= Task to carry out =
Retype, without any change, the lines below from the one containing "white-army-banner: Animals [183, 628, 244, 644]" through the one containing "controller-button-o[interactable]: O [99, 383, 148, 432]", including both of those lines.
══ Stored rows
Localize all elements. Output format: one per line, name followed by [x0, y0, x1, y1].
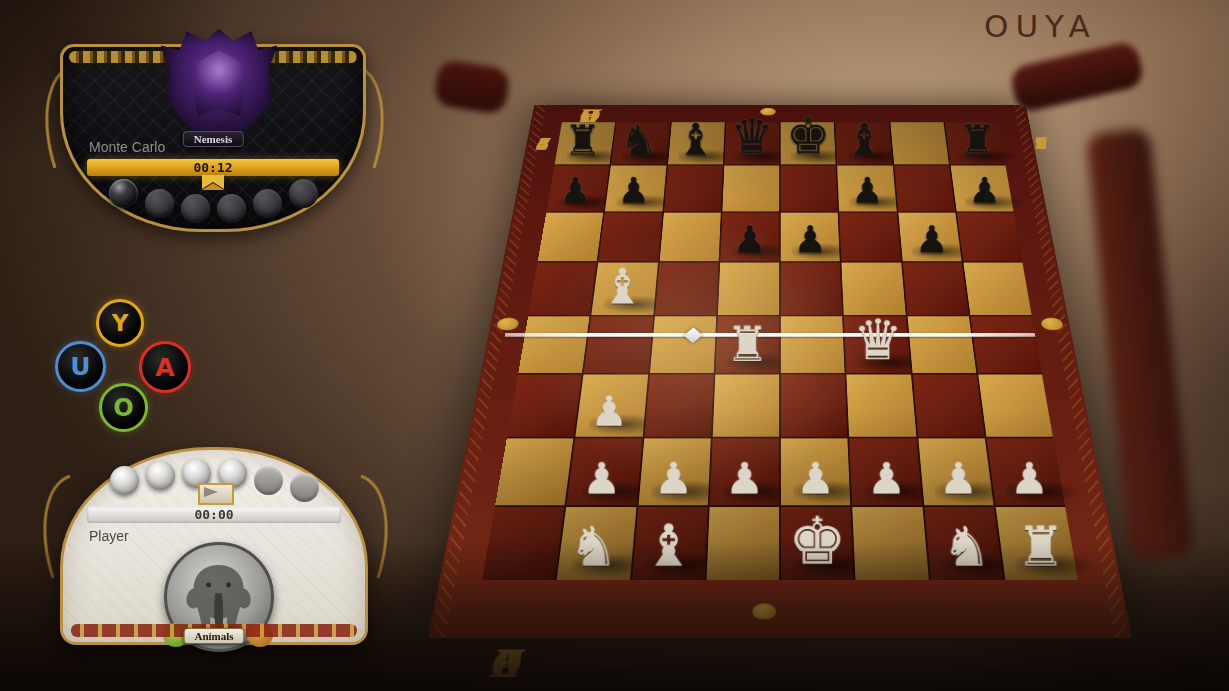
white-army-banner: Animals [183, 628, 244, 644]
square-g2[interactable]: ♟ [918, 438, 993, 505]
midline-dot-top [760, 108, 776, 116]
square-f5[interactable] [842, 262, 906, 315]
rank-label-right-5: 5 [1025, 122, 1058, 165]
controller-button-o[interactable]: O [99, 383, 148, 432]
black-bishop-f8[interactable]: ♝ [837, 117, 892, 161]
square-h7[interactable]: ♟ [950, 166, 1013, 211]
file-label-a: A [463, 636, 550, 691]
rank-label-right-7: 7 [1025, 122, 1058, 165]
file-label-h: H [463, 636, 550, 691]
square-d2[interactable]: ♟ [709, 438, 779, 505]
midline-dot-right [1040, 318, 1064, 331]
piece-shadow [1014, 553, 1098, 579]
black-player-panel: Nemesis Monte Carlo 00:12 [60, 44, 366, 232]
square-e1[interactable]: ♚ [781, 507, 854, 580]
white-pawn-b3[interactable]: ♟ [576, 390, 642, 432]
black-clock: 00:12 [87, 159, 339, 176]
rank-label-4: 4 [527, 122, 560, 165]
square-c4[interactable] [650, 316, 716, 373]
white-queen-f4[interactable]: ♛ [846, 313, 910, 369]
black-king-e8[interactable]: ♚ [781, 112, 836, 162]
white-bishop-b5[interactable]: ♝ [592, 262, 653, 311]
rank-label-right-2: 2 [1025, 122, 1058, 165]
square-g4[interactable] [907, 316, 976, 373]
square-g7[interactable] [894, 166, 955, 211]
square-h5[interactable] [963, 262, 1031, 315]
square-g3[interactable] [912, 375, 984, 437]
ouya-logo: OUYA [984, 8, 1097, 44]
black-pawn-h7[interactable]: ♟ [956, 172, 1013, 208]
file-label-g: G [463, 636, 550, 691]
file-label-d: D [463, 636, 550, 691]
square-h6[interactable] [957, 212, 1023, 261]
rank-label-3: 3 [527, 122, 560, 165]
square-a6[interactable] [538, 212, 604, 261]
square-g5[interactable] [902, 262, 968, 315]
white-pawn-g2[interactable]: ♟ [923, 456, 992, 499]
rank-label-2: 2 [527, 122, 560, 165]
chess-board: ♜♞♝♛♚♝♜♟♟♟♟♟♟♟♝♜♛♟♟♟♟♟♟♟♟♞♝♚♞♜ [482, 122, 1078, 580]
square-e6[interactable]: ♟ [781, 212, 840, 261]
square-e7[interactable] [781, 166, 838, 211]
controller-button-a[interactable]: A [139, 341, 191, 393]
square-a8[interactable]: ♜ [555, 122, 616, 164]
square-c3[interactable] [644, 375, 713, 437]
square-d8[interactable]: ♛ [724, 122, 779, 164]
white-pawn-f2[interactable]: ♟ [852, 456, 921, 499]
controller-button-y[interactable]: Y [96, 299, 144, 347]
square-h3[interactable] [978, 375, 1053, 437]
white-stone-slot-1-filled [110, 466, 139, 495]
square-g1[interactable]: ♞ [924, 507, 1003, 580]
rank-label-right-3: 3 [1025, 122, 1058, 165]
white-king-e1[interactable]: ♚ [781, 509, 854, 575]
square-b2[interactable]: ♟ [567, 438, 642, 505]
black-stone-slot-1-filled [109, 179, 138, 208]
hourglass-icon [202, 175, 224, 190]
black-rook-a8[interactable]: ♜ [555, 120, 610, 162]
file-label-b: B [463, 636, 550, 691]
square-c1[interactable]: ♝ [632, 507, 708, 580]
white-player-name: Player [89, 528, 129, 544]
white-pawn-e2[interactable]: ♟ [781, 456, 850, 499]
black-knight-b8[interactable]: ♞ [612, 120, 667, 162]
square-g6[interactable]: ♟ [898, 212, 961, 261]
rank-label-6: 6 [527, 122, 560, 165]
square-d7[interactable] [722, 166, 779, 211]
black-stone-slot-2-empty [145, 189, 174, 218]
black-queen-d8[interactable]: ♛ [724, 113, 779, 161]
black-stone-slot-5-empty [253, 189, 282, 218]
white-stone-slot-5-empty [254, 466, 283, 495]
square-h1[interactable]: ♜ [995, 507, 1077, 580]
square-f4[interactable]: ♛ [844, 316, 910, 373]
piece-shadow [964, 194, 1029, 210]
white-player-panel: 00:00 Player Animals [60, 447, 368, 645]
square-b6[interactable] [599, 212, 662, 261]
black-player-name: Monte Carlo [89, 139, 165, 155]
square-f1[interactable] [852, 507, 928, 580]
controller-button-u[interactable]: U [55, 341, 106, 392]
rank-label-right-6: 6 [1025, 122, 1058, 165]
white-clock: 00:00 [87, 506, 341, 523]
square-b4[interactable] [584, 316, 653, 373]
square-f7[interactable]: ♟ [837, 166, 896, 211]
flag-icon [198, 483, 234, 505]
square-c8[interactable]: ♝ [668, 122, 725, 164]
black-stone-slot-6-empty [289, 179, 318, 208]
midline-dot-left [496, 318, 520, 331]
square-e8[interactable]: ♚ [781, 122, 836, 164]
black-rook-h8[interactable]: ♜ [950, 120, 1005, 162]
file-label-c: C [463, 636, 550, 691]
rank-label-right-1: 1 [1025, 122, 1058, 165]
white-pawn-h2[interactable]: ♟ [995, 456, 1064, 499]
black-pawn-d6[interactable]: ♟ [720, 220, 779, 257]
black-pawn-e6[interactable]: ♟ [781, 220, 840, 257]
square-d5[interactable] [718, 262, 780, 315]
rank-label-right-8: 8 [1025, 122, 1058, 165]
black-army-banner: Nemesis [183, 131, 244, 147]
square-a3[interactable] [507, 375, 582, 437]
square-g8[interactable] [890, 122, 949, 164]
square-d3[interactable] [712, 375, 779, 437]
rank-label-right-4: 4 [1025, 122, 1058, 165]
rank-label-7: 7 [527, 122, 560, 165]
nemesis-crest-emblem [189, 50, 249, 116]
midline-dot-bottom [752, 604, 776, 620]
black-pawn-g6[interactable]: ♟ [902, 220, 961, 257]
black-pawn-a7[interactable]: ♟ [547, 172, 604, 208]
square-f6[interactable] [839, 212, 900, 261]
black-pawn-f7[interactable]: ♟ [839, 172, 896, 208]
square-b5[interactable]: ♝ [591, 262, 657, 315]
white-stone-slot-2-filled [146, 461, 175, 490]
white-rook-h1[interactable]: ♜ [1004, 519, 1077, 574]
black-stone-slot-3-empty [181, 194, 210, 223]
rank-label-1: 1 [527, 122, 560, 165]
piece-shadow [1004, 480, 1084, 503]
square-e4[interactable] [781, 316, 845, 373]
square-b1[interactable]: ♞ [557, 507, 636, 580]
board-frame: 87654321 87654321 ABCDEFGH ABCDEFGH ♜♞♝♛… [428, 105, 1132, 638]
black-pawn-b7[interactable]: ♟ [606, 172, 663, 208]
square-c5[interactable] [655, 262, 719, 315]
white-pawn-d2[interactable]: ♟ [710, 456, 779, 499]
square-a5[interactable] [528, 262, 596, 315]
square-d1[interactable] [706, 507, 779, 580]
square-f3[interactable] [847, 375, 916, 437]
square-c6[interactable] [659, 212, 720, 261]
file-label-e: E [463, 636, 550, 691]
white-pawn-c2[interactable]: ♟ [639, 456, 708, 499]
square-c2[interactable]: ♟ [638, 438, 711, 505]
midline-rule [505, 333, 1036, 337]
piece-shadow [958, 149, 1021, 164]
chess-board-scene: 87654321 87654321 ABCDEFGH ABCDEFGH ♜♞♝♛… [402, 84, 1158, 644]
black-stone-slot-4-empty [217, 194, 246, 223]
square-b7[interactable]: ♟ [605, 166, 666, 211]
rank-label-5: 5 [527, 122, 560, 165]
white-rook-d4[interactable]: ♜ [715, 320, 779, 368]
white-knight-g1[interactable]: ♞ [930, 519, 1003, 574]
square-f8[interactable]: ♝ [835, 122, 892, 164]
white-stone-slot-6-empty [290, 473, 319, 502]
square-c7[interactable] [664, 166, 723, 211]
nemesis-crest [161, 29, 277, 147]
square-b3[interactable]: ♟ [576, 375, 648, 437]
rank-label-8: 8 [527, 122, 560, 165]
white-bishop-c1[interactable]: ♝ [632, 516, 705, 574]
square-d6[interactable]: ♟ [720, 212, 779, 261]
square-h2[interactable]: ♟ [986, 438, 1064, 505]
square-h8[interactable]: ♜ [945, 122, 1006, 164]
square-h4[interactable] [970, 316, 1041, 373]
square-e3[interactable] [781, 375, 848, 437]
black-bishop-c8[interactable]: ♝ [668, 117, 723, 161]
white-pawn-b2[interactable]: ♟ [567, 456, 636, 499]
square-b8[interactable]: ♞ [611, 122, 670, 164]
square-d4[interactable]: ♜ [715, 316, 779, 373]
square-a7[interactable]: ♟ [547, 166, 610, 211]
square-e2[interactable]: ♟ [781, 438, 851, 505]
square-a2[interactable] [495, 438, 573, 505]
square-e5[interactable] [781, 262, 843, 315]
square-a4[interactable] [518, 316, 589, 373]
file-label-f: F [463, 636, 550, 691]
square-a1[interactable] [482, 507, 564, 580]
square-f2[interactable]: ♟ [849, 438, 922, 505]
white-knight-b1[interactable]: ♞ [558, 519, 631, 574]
════
= Completed exercise =
white-army-banner: Animals [183, 628, 244, 644]
square-g2[interactable]: ♟ [918, 438, 993, 505]
midline-dot-top [760, 108, 776, 116]
square-f5[interactable] [842, 262, 906, 315]
rank-label-right-5: 5 [1025, 122, 1058, 165]
controller-button-o[interactable]: O [99, 383, 148, 432]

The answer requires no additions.